Schriftlicher Auftrag 1:
Zähle alle Städte der Troas auf, die der Text über Alexandria Troas als Teilnehmer am Synoikismos der Stadtgründung nennt.
Schriftlicher Auftrag 2:
Wer verwüstete laut dem Text über Alexandria Troas die Stadt im Jahr 262/63?
Schriftlicher Auftrag 3:
Führe den Text über Alexandria Troas nach seinem letzten Satz weiter.

Vorgegebener Text:
┌────────
Alexandria Troas (altgriechisch Ἀλεξάνδρεια ἡ Τρωάς) ist eine antike Stadt in der kleinasiatischen Landschaft Troas, die heute zur türkischen Provinz Çanakkale gehört. Sie liegt ca. 30 km südlich von Troja im Landkreis Ezine an der Ägäisküste beim heutigen Dorf Dalyan.

Geschichte[Bearbeiten | Quelltext bearbeiten]

Die Stadt wurde kurz nach 306 v. Chr. von Antigonos I. Monophthalmos durch Synoikismos von mindesten sechs Städten der Troas (Hamaxitos, Kolonai, Larisa, Kebren, Neandria, Skepsis) gegründet und nach diesem Antigonia benannt[1], angeblich an einer Stelle, die vorher Sigeia geheißen habe.[2] Bereits 301/300 v. Chr. unter Lysimachos wurde sie nach Alexander dem Großen in Alexandria umbenannt. Nach dem Frieden von Apameia 188 v. Chr. wurde die Stadt als freie Stadt Teil des pergamenischen Reiches und in der Folge 133 v. Chr. Teil der römischen Provinz Asia. Zwischen 24 und 12 v. Chr. unter Augustus wurde sie zur römischen Colonia Alexandria Augusta Troas.[3] Die Stadt besaß das ius Italicum und Zollhoheit. Sie erlebte ihre Blüte in der römischen Kaiserzeit, wie Quellen, Inschriften und Bauten belegen. Caesar und Konstantin der Große erwogen angeblich, sie auf Grund ihrer geographischen Lage an wichtiger strategischer Position zur Hauptstadt des römischen Reiches zu machen.[4] Im 2. Jahrhundert trat Herodes Atticus als Mäzen mehrerer Bauten in der Stadt auf. Ab der späteren Kaiserzeit ging die Bedeutung der Stadt gegenüber Byzantion / Konstantinopel zurück, 262/63 wurde sie von den Goten verwüstet und sie wurde schließlich verlassen. Ab dem 8./9. Jahrhundert wird sie in den Quellen nicht mehr genannt.

Alexandria Troas spielte auch bei der Ausbreitung des frühen Christentums eine Rolle. Bei drei Reisen besuchte Paulus Alexandria Troas (50/51, 56/57, 58). Im zweiten Brief an die Korinther nimmt er namentlich Bezug auf Troas (2 Kor 2,12-13 EU).[5] Ebenso weilte Ignatius von Antiochien bei seiner Auslieferungsreise nach Rom in Alexandria Troas, wo er drei der nach ihm benannten Ignatiusbriefe verfasste.[6] In der byzantinischen Zeit war Alexandria Troas Bischofssitz, darauf geht das katholische Titularbistum Troas zurück.
└────────
Quellenauszug:
┌────────
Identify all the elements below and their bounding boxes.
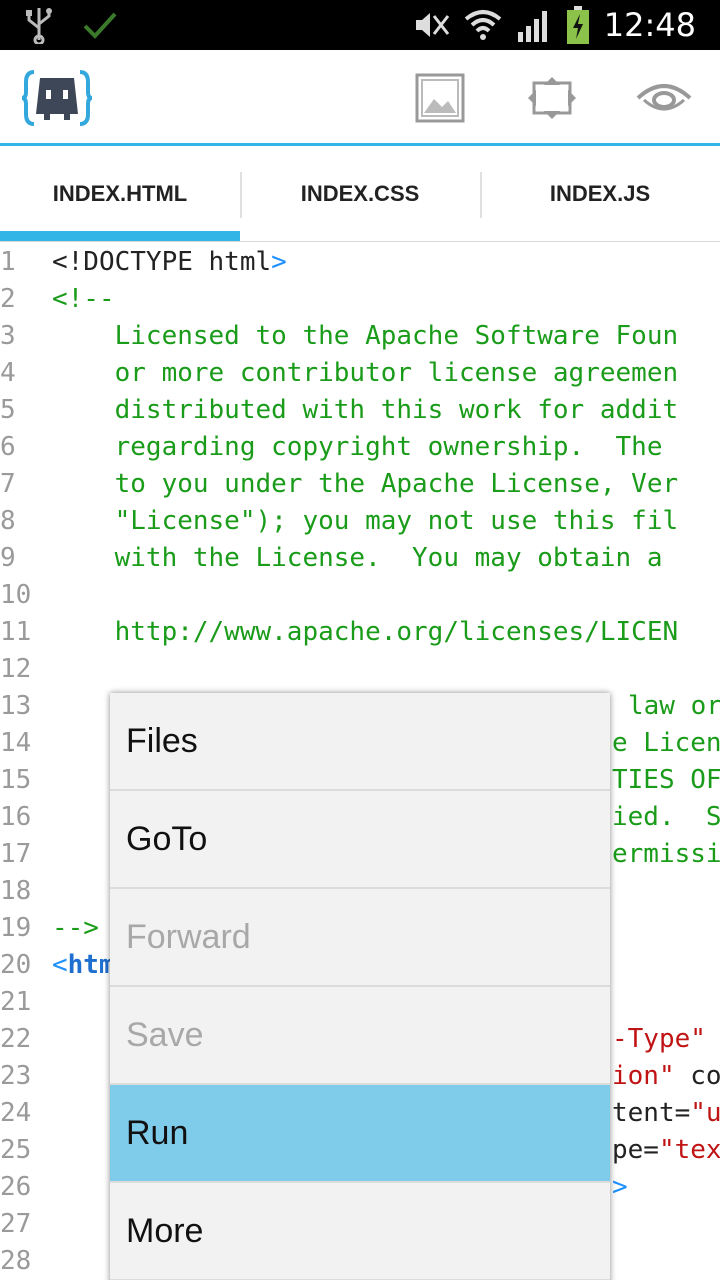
└────────
Lösung 1:
Hamaxitos, Kolonai, Larisa, Kebren, Neandria, Skepsis

Lösung 2:
Die Goten.

Lösung 3:
Archäologie[Bearbeiten | Quelltext bearbeiten]

Sehenswert sind die Bögen der Herodes Atticus-Therme und Teile der etwa 8 km langen Stadtmauer sowie, auf der südwestlichen Straßenseite, die Fundamente eines römischen Bades.

Zur Stadt gehörte auch das 30 km südlich gelegene Heiligtum des Apollon Smintheus (Smintheion) in Chryse.

Münze von Alexandria Troas, 73 v. Chr., Vorderseite Kopf des Apollon, Rückseite Apollon Smintheus

Münzprägung[Bearbeiten | Quelltext bearbeiten]

Seit seiner Gründung prägte Alexandria Troas Münzen[7] und setzte dies in der römischen Kaiserzeit bis Gallienus fort.[8]

Forschungsgeschichte[Bearbeiten | Quelltext bearbeiten]

Aufgrund seiner Ruinen, bekannt unter dem Namen Eski Stambul, wurde Alexandria Troas in der frühen Neuzeit häufiger für Troja gehalten, von dem damals nichts sichtbar war.[9] 1726 besuchte der französische Ingenieuroffizier Louis André de La Mamie de Clairac den Ort in der Annahme, es handle sich um Troja, und fertigte zahlreiche Zeichnungen an.[10]

Ab 1993 arbeitete die Forschungsstelle Asia Minor der Universität Münster an der Erforschung der Stadt, bis 2007 unter der Leitung von Hans Wiegartz, bis 2010 unter Leitung von Elmar Schwertheim. 2003 fand das Archäologenteam in der Stadt eine Steinplatte mit einer 90-zeiligen Inschrift aus der Zeit Hadrians.[11] Sie enthält drei Briefe des Kaisers an die überregionale Vereinigung der Wettkämpfer mit Regelungen für verschiedene Agone, wobei u. a. die Verteilung der Preisgelder an die Sieger sowie Sanktionen gegen die Verantwortlichen bei Verstößen festgelegt werden. Die Marmorplatte wurde von Schwertheim mit dem Altphilologen Georg Petzl in mehreren Veröffentlichungen wissenschaftlich aufgearbeitet; die Erstpublikation der Inschrift erfolgte 2006.[12]

Seit 2011 wird die Ausgrabung von türkischer Seite unter Leitung von Erhan Öztepe von der Universität Ankara fortgesetzt. Funde der Grabungen werden im Troya Müzesi gesammelt.

Anmerkungen[Bearbeiten | Quelltext bearbeiten]

  1. Ayşe Gül Akalın: Der hellenistische Synoikismos in der Troas. In: Elmar Schwertheim (Hrsg.): Studien zum antiken Kleinasien VI (= Asia Minor Studien. Bd. 55). Habelt, Bonn 2008, S. 1–38.
  2. Strabon 13, 1, 26; 33. Es ist dabei unklar, ob die Gründung eine Neugründung oder die Umbenennung einer schon bestehenden Siedlung war.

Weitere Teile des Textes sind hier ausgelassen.